What is needed: Determine how many lines contain the string "this". Respond with that number and nothing more.

Some records:
>> BEGIN

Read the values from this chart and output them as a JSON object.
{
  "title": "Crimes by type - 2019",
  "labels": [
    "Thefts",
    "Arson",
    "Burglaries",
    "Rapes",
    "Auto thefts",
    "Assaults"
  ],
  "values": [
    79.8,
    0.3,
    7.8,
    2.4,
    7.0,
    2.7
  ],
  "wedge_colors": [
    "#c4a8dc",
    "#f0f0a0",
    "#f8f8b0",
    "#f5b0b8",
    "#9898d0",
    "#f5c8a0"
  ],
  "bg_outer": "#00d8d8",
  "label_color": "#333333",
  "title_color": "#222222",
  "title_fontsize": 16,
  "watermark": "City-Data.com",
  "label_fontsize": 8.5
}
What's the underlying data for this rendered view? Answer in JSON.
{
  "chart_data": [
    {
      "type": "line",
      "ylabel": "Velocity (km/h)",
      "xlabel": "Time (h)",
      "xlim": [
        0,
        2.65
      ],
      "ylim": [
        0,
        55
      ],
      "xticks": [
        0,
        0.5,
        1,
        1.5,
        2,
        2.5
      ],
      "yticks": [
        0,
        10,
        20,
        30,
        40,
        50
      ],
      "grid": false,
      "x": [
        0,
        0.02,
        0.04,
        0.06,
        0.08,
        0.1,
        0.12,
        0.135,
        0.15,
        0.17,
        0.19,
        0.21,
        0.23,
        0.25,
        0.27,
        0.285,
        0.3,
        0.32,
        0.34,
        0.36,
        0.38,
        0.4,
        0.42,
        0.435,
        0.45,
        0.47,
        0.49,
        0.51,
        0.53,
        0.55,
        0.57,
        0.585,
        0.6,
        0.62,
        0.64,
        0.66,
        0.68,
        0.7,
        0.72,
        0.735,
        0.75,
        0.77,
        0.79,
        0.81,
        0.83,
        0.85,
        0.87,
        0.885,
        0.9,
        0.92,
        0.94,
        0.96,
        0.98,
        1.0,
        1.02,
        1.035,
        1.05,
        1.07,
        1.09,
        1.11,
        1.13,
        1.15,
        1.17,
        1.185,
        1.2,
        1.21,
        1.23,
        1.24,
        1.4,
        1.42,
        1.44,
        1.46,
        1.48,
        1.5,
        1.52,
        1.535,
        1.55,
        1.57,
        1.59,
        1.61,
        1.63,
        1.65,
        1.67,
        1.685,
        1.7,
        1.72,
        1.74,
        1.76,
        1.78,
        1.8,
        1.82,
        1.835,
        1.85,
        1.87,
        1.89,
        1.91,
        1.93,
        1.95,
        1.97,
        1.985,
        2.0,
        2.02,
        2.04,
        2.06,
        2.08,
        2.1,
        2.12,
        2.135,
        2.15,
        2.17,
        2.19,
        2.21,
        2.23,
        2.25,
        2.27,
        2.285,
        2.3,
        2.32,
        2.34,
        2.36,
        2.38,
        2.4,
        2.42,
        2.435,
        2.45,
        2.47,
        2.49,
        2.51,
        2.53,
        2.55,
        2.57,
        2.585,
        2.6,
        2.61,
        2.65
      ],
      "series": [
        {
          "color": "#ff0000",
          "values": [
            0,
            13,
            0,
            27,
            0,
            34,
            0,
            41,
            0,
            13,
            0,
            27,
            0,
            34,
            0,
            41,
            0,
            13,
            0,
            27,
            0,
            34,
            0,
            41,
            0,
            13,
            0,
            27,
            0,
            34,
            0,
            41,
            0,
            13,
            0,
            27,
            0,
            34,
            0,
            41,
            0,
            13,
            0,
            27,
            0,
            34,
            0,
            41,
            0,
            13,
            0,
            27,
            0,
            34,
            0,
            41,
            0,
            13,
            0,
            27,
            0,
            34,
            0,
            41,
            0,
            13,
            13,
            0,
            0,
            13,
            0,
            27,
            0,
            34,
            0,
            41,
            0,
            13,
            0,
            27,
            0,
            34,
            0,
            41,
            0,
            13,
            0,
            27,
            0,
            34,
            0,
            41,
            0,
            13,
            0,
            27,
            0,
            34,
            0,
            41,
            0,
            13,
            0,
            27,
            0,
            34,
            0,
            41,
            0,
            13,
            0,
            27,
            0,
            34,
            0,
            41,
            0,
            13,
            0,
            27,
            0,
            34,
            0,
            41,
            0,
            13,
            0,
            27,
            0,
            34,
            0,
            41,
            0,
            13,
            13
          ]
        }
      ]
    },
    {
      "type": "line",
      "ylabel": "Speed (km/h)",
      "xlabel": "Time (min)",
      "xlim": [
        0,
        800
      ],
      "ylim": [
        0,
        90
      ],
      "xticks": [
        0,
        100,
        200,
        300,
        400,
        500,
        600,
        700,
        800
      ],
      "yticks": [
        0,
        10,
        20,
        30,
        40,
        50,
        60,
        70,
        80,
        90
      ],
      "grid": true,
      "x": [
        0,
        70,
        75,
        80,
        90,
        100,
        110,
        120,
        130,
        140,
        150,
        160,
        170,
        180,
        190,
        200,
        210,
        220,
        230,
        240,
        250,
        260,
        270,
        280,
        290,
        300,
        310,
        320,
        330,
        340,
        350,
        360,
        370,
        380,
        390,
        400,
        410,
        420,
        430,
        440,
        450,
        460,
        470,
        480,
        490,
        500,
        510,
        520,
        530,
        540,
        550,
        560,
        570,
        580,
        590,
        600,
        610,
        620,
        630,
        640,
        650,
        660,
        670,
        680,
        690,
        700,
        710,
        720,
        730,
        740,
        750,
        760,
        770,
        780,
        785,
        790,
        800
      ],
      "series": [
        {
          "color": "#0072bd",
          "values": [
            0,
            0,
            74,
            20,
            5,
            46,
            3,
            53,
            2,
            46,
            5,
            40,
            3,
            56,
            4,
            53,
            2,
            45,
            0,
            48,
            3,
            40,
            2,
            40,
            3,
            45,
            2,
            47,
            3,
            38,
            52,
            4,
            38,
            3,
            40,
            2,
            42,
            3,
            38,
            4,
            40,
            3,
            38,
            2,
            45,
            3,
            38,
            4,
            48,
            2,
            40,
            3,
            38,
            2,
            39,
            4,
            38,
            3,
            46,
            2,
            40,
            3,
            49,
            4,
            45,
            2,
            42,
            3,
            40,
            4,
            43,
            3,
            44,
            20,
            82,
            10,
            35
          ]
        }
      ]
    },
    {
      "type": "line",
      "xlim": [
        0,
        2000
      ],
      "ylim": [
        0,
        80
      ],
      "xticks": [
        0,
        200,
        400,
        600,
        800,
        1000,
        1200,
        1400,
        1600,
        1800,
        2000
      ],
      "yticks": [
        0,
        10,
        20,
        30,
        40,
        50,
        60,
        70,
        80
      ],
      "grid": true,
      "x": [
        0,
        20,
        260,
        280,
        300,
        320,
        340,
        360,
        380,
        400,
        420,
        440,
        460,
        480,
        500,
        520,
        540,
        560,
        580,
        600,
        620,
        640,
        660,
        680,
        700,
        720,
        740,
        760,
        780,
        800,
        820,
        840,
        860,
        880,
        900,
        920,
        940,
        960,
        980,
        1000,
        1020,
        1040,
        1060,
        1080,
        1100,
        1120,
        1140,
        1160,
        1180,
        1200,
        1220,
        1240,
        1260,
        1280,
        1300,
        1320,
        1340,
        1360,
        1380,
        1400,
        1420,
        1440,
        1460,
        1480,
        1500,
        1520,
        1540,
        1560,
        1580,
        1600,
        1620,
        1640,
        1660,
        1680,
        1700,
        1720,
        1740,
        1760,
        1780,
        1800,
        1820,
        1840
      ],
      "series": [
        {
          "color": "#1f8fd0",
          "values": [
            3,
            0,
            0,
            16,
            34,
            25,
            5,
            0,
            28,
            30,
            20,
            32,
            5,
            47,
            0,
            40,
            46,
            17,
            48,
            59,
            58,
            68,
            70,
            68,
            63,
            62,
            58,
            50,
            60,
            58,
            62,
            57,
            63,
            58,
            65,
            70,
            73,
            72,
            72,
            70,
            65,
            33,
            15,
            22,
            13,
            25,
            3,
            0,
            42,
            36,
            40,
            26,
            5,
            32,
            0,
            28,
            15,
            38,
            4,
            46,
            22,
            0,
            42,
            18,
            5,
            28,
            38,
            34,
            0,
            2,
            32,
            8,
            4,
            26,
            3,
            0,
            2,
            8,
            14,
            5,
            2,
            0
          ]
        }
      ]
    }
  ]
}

>> END

Correct answer: 2